*Your task:* Set the listing down unchanged, minus every embedded image.

*Entries:*
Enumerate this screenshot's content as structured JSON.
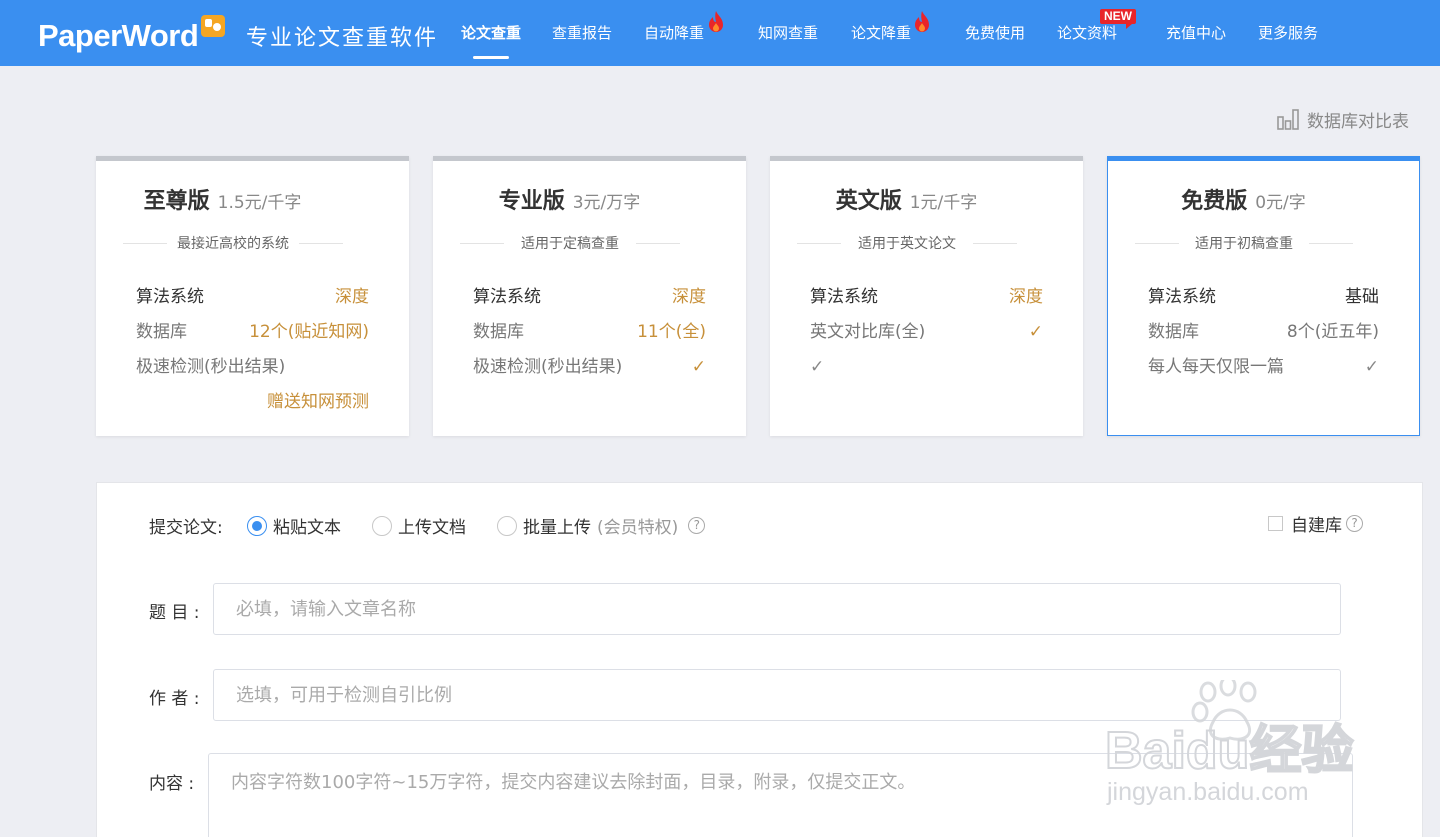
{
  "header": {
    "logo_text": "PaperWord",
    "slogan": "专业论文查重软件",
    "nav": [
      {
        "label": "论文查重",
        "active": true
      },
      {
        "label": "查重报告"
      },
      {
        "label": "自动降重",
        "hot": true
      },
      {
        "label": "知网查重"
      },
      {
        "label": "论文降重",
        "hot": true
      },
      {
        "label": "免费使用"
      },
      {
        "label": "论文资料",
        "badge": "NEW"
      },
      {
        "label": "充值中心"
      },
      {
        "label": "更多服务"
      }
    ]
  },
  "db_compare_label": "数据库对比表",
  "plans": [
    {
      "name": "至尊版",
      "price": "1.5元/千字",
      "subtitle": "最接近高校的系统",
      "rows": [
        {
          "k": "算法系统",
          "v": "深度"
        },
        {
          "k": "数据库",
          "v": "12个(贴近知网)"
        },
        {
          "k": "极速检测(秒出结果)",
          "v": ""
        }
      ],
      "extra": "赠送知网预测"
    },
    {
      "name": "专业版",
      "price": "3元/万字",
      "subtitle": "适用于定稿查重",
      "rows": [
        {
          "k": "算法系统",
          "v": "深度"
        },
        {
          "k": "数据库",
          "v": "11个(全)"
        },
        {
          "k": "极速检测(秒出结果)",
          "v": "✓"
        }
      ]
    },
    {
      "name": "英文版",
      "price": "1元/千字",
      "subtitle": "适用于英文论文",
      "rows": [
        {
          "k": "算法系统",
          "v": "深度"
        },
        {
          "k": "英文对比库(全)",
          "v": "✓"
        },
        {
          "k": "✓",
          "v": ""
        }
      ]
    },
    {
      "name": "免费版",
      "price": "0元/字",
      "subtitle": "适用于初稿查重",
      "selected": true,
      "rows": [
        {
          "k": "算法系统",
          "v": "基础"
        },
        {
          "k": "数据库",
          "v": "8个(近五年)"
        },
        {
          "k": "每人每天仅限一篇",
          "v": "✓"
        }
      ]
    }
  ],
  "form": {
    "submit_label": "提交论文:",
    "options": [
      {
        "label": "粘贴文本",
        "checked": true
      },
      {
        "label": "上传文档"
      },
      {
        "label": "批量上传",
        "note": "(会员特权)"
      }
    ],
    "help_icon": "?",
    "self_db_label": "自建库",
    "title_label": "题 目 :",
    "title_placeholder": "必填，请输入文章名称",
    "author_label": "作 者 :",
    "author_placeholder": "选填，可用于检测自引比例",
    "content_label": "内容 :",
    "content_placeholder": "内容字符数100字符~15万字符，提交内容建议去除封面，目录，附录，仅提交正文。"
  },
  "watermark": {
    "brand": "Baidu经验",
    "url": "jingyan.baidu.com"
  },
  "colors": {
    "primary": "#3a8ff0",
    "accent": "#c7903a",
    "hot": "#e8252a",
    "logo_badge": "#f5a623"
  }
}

*The result:*
Enumerate this screenshot's content as structured JSON.
{
  "header": {
    "logo_text": "PaperWord",
    "slogan": "专业论文查重软件",
    "nav": [
      {
        "label": "论文查重",
        "active": true
      },
      {
        "label": "查重报告"
      },
      {
        "label": "自动降重",
        "hot": true
      },
      {
        "label": "知网查重"
      },
      {
        "label": "论文降重",
        "hot": true
      },
      {
        "label": "免费使用"
      },
      {
        "label": "论文资料",
        "badge": "NEW"
      },
      {
        "label": "充值中心"
      },
      {
        "label": "更多服务"
      }
    ]
  },
  "db_compare_label": "数据库对比表",
  "plans": [
    {
      "name": "至尊版",
      "price": "1.5元/千字",
      "subtitle": "最接近高校的系统",
      "rows": [
        {
          "k": "算法系统",
          "v": "深度"
        },
        {
          "k": "数据库",
          "v": "12个(贴近知网)"
        },
        {
          "k": "极速检测(秒出结果)",
          "v": ""
        }
      ],
      "extra": "赠送知网预测"
    },
    {
      "name": "专业版",
      "price": "3元/万字",
      "subtitle": "适用于定稿查重",
      "rows": [
        {
          "k": "算法系统",
          "v": "深度"
        },
        {
          "k": "数据库",
          "v": "11个(全)"
        },
        {
          "k": "极速检测(秒出结果)",
          "v": "✓"
        }
      ]
    },
    {
      "name": "英文版",
      "price": "1元/千字",
      "subtitle": "适用于英文论文",
      "rows": [
        {
          "k": "算法系统",
          "v": "深度"
        },
        {
          "k": "英文对比库(全)",
          "v": "✓"
        },
        {
          "k": "✓",
          "v": ""
        }
      ]
    },
    {
      "name": "免费版",
      "price": "0元/字",
      "subtitle": "适用于初稿查重",
      "selected": true,
      "rows": [
        {
          "k": "算法系统",
          "v": "基础"
        },
        {
          "k": "数据库",
          "v": "8个(近五年)"
        },
        {
          "k": "每人每天仅限一篇",
          "v": "✓"
        }
      ]
    }
  ],
  "form": {
    "submit_label": "提交论文:",
    "options": [
      {
        "label": "粘贴文本",
        "checked": true
      },
      {
        "label": "上传文档"
      },
      {
        "label": "批量上传",
        "note": "(会员特权)"
      }
    ],
    "help_icon": "?",
    "self_db_label": "自建库",
    "title_label": "题 目 :",
    "title_placeholder": "必填，请输入文章名称",
    "author_label": "作 者 :",
    "author_placeholder": "选填，可用于检测自引比例",
    "content_label": "内容 :",
    "content_placeholder": "内容字符数100字符~15万字符，提交内容建议去除封面，目录，附录，仅提交正文。"
  },
  "watermark": {
    "brand": "Baidu经验",
    "url": "jingyan.baidu.com"
  },
  "colors": {
    "primary": "#3a8ff0",
    "accent": "#c7903a",
    "hot": "#e8252a",
    "logo_badge": "#f5a623"
  }
}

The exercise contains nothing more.